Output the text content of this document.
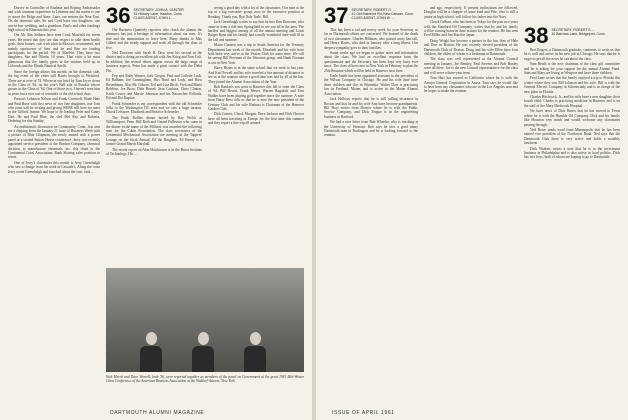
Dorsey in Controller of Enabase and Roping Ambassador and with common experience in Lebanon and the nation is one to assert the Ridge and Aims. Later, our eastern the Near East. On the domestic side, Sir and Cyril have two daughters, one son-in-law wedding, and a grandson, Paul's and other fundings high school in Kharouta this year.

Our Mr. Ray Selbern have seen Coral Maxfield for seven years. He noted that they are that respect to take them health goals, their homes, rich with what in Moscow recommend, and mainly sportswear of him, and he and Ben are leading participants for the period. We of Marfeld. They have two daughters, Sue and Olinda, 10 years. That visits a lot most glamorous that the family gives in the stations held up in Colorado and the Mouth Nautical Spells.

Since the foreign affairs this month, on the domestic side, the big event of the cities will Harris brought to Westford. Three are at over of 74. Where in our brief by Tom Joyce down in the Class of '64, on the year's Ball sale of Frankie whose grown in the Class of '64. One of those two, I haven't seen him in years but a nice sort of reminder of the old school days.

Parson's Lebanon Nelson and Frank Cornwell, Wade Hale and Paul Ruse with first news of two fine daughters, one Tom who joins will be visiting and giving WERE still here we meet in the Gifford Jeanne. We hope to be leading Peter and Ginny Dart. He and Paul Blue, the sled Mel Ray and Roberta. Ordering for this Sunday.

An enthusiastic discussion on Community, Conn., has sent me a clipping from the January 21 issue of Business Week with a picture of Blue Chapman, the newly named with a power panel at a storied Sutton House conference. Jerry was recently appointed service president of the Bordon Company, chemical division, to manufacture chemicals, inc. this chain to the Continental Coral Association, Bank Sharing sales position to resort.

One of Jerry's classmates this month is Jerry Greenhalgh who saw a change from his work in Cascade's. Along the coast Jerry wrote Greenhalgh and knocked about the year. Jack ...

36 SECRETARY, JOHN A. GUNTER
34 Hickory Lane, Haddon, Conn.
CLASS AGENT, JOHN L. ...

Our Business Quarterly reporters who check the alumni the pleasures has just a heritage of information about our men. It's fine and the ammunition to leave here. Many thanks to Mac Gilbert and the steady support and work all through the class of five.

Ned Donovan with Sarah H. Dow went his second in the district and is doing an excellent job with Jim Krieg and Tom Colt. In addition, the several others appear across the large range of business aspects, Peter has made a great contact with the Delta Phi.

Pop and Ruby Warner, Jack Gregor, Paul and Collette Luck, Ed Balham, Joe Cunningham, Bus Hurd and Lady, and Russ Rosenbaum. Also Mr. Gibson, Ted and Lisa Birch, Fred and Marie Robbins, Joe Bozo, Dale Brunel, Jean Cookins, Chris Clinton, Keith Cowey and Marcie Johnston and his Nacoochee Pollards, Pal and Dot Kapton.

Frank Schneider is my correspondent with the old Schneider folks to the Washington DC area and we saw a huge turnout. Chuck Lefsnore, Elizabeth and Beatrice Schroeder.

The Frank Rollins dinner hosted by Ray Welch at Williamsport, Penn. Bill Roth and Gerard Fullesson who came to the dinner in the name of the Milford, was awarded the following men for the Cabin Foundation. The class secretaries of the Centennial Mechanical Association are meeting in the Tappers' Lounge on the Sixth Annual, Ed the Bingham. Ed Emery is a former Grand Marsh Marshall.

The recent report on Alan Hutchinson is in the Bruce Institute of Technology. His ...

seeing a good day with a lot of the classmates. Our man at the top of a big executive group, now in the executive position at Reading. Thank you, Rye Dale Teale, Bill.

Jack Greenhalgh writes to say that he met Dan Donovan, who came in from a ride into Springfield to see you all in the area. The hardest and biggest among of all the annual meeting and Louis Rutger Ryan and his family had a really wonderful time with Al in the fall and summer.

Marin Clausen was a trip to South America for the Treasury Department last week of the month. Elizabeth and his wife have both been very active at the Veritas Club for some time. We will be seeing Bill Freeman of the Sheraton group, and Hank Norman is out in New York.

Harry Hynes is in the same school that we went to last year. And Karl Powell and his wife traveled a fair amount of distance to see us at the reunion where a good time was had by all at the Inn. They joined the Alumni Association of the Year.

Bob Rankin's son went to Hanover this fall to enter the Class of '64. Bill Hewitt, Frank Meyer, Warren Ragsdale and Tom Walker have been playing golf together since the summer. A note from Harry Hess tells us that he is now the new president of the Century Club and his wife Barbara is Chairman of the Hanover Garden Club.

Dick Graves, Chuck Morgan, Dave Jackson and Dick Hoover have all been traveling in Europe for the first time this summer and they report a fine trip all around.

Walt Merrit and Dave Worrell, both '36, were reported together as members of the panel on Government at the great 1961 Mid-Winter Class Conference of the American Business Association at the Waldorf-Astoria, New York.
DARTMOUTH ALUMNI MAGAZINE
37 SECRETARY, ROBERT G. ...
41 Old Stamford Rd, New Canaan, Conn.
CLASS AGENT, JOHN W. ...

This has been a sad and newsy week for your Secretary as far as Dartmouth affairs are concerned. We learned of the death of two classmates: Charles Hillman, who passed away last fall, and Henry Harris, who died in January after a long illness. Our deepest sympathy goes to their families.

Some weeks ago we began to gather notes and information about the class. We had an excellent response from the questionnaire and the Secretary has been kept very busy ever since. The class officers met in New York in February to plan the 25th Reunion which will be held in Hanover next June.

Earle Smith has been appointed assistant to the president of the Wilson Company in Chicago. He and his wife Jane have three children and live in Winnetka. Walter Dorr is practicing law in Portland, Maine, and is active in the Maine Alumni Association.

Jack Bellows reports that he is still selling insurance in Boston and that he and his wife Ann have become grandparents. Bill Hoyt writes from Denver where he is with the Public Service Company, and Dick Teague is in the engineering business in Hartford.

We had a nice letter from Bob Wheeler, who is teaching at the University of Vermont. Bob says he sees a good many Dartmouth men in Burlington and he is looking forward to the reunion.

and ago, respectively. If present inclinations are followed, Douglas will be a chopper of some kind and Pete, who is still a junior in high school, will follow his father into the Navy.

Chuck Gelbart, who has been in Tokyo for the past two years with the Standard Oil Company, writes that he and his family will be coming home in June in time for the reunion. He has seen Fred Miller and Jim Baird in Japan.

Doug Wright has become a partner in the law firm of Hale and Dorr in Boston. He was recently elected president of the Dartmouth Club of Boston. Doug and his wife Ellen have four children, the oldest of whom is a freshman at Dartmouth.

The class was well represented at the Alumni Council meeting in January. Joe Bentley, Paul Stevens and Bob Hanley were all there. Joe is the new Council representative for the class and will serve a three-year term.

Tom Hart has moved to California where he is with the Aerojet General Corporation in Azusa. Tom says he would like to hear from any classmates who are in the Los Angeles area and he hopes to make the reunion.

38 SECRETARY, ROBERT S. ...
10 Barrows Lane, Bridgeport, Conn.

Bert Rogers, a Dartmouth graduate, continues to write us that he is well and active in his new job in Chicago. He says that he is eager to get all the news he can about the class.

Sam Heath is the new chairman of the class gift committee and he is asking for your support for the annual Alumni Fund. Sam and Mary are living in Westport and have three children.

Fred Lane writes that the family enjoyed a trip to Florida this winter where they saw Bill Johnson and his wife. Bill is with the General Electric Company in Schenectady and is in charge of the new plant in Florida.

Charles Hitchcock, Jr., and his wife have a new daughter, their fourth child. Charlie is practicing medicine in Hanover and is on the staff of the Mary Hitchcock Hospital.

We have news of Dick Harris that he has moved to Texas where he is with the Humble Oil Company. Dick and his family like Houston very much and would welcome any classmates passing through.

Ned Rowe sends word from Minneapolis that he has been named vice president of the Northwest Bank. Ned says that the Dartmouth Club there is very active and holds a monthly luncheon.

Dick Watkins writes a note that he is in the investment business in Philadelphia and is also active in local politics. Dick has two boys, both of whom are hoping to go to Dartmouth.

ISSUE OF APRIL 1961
——————————
Direction >>
Copy and report every line where the word "support" is present.

Completed task >>
Our Business Quarterly reporters who check the alumni the pleasures has just a heritage of information about our men. It's fine and the ammunition to leave here. Many thanks to Mac Gilbert and the steady support and work all through the class of five.
Sam Heath is the new chairman of the class gift committee and he is asking for your support for the annual Alumni Fund. Sam and Mary are living in Westport and have three children.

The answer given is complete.